** Begin Supplied information **
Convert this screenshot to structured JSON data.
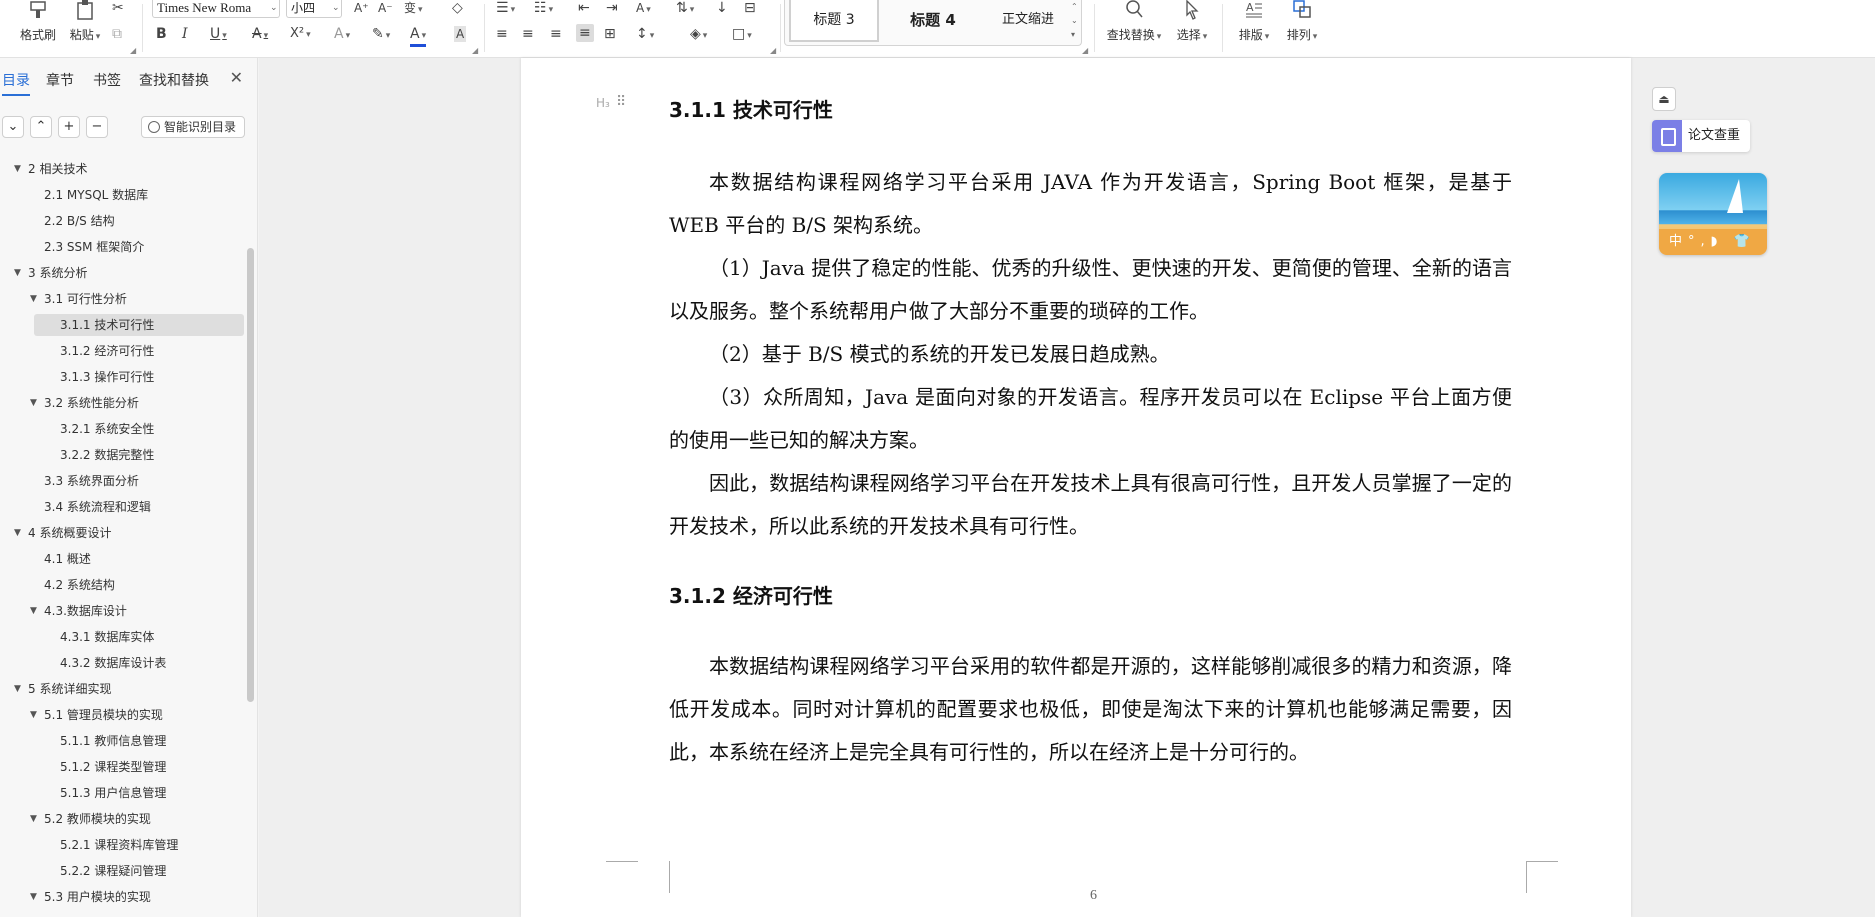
{
  "ribbon": {
    "format_painter": "格式刷",
    "paste": "粘贴",
    "font_name": "Times New Roma",
    "font_size": "小四",
    "styles": [
      {
        "label": "标题 3"
      },
      {
        "label": "标题 4"
      },
      {
        "label": "正文缩进"
      }
    ],
    "find_replace": "查找替换",
    "select": "选择",
    "layout": "排版",
    "arrange": "排列"
  },
  "nav": {
    "tabs": [
      "目录",
      "章节",
      "书签",
      "查找和替换"
    ],
    "smart_toc": "智能识别目录",
    "items": [
      {
        "text": "2 相关技术",
        "level": 1,
        "expanded": true
      },
      {
        "text": "2.1 MYSQL 数据库",
        "level": 2
      },
      {
        "text": "2.2 B/S 结构",
        "level": 2
      },
      {
        "text": "2.3 SSM 框架简介",
        "level": 2
      },
      {
        "text": "3 系统分析",
        "level": 1,
        "expanded": true
      },
      {
        "text": "3.1 可行性分析",
        "level": 2,
        "expanded": true
      },
      {
        "text": "3.1.1 技术可行性",
        "level": 3,
        "selected": true
      },
      {
        "text": "3.1.2 经济可行性",
        "level": 3
      },
      {
        "text": "3.1.3 操作可行性",
        "level": 3
      },
      {
        "text": "3.2 系统性能分析",
        "level": 2,
        "expanded": true
      },
      {
        "text": "3.2.1  系统安全性",
        "level": 3
      },
      {
        "text": "3.2.2  数据完整性",
        "level": 3
      },
      {
        "text": "3.3 系统界面分析",
        "level": 2
      },
      {
        "text": "3.4 系统流程和逻辑",
        "level": 2
      },
      {
        "text": "4 系统概要设计",
        "level": 1,
        "expanded": true
      },
      {
        "text": "4.1 概述",
        "level": 2
      },
      {
        "text": "4.2 系统结构",
        "level": 2
      },
      {
        "text": "4.3.数据库设计",
        "level": 2,
        "expanded": true
      },
      {
        "text": "4.3.1 数据库实体",
        "level": 3
      },
      {
        "text": "4.3.2 数据库设计表",
        "level": 3
      },
      {
        "text": "5 系统详细实现",
        "level": 1,
        "expanded": true
      },
      {
        "text": "5.1  管理员模块的实现",
        "level": 2,
        "expanded": true
      },
      {
        "text": "5.1.1  教师信息管理",
        "level": 3
      },
      {
        "text": "5.1.2  课程类型管理",
        "level": 3
      },
      {
        "text": "5.1.3  用户信息管理",
        "level": 3
      },
      {
        "text": "5.2  教师模块的实现",
        "level": 2,
        "expanded": true
      },
      {
        "text": "5.2.1  课程资料库管理",
        "level": 3
      },
      {
        "text": "5.2.2  课程疑问管理",
        "level": 3
      },
      {
        "text": "5.3  用户模块的实现",
        "level": 2,
        "expanded": true
      }
    ]
  },
  "document": {
    "heading1": "3.1.1 技术可行性",
    "paragraphs1": [
      "本数据结构课程网络学习平台采用 JAVA 作为开发语言，Spring Boot 框架，是基于 WEB 平台的 B/S 架构系统。",
      "（1）Java 提供了稳定的性能、优秀的升级性、更快速的开发、更简便的管理、全新的语言以及服务。整个系统帮用户做了大部分不重要的琐碎的工作。",
      "（2）基于 B/S 模式的系统的开发已发展日趋成熟。",
      "（3）众所周知，Java 是面向对象的开发语言。程序开发员可以在 Eclipse 平台上面方便的使用一些已知的解决方案。",
      "因此，数据结构课程网络学习平台在开发技术上具有很高可行性，且开发人员掌握了一定的开发技术，所以此系统的开发技术具有可行性。"
    ],
    "heading2": "3.1.2 经济可行性",
    "paragraphs2": [
      "本数据结构课程网络学习平台采用的软件都是开源的，这样能够削减很多的精力和资源，降低开发成本。同时对计算机的配置要求也极低，即使是淘汰下来的计算机也能够满足需要，因此，本系统在经济上是完全具有可行性的，所以在经济上是十分可行的。"
    ],
    "page_number": "6"
  },
  "right_panel": {
    "paper_check": "论文查重",
    "ime_bar": "中°,◗ 👕"
  }
}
** End Supplied information **
--- Your instructions ---
Pictures in the data above should not be copied; transcribe everything else exactly.

--- Task solution ---
Convert this screenshot to structured JSON data.
{
  "ribbon": {
    "format_painter": "格式刷",
    "paste": "粘贴",
    "font_name": "Times New Roma",
    "font_size": "小四",
    "styles": [
      {
        "label": "标题 3"
      },
      {
        "label": "标题 4"
      },
      {
        "label": "正文缩进"
      }
    ],
    "find_replace": "查找替换",
    "select": "选择",
    "layout": "排版",
    "arrange": "排列"
  },
  "nav": {
    "tabs": [
      "目录",
      "章节",
      "书签",
      "查找和替换"
    ],
    "smart_toc": "智能识别目录",
    "items": [
      {
        "text": "2 相关技术",
        "level": 1,
        "expanded": true
      },
      {
        "text": "2.1 MYSQL 数据库",
        "level": 2
      },
      {
        "text": "2.2 B/S 结构",
        "level": 2
      },
      {
        "text": "2.3 SSM 框架简介",
        "level": 2
      },
      {
        "text": "3 系统分析",
        "level": 1,
        "expanded": true
      },
      {
        "text": "3.1 可行性分析",
        "level": 2,
        "expanded": true
      },
      {
        "text": "3.1.1 技术可行性",
        "level": 3,
        "selected": true
      },
      {
        "text": "3.1.2 经济可行性",
        "level": 3
      },
      {
        "text": "3.1.3 操作可行性",
        "level": 3
      },
      {
        "text": "3.2 系统性能分析",
        "level": 2,
        "expanded": true
      },
      {
        "text": "3.2.1  系统安全性",
        "level": 3
      },
      {
        "text": "3.2.2  数据完整性",
        "level": 3
      },
      {
        "text": "3.3 系统界面分析",
        "level": 2
      },
      {
        "text": "3.4 系统流程和逻辑",
        "level": 2
      },
      {
        "text": "4 系统概要设计",
        "level": 1,
        "expanded": true
      },
      {
        "text": "4.1 概述",
        "level": 2
      },
      {
        "text": "4.2 系统结构",
        "level": 2
      },
      {
        "text": "4.3.数据库设计",
        "level": 2,
        "expanded": true
      },
      {
        "text": "4.3.1 数据库实体",
        "level": 3
      },
      {
        "text": "4.3.2 数据库设计表",
        "level": 3
      },
      {
        "text": "5 系统详细实现",
        "level": 1,
        "expanded": true
      },
      {
        "text": "5.1  管理员模块的实现",
        "level": 2,
        "expanded": true
      },
      {
        "text": "5.1.1  教师信息管理",
        "level": 3
      },
      {
        "text": "5.1.2  课程类型管理",
        "level": 3
      },
      {
        "text": "5.1.3  用户信息管理",
        "level": 3
      },
      {
        "text": "5.2  教师模块的实现",
        "level": 2,
        "expanded": true
      },
      {
        "text": "5.2.1  课程资料库管理",
        "level": 3
      },
      {
        "text": "5.2.2  课程疑问管理",
        "level": 3
      },
      {
        "text": "5.3  用户模块的实现",
        "level": 2,
        "expanded": true
      }
    ]
  },
  "document": {
    "heading1": "3.1.1 技术可行性",
    "paragraphs1": [
      "本数据结构课程网络学习平台采用 JAVA 作为开发语言，Spring Boot 框架，是基于 WEB 平台的 B/S 架构系统。",
      "（1）Java 提供了稳定的性能、优秀的升级性、更快速的开发、更简便的管理、全新的语言以及服务。整个系统帮用户做了大部分不重要的琐碎的工作。",
      "（2）基于 B/S 模式的系统的开发已发展日趋成熟。",
      "（3）众所周知，Java 是面向对象的开发语言。程序开发员可以在 Eclipse 平台上面方便的使用一些已知的解决方案。",
      "因此，数据结构课程网络学习平台在开发技术上具有很高可行性，且开发人员掌握了一定的开发技术，所以此系统的开发技术具有可行性。"
    ],
    "heading2": "3.1.2 经济可行性",
    "paragraphs2": [
      "本数据结构课程网络学习平台采用的软件都是开源的，这样能够削减很多的精力和资源，降低开发成本。同时对计算机的配置要求也极低，即使是淘汰下来的计算机也能够满足需要，因此，本系统在经济上是完全具有可行性的，所以在经济上是十分可行的。"
    ],
    "page_number": "6"
  },
  "right_panel": {
    "paper_check": "论文查重",
    "ime_bar": "中°,◗ 👕"
  }
}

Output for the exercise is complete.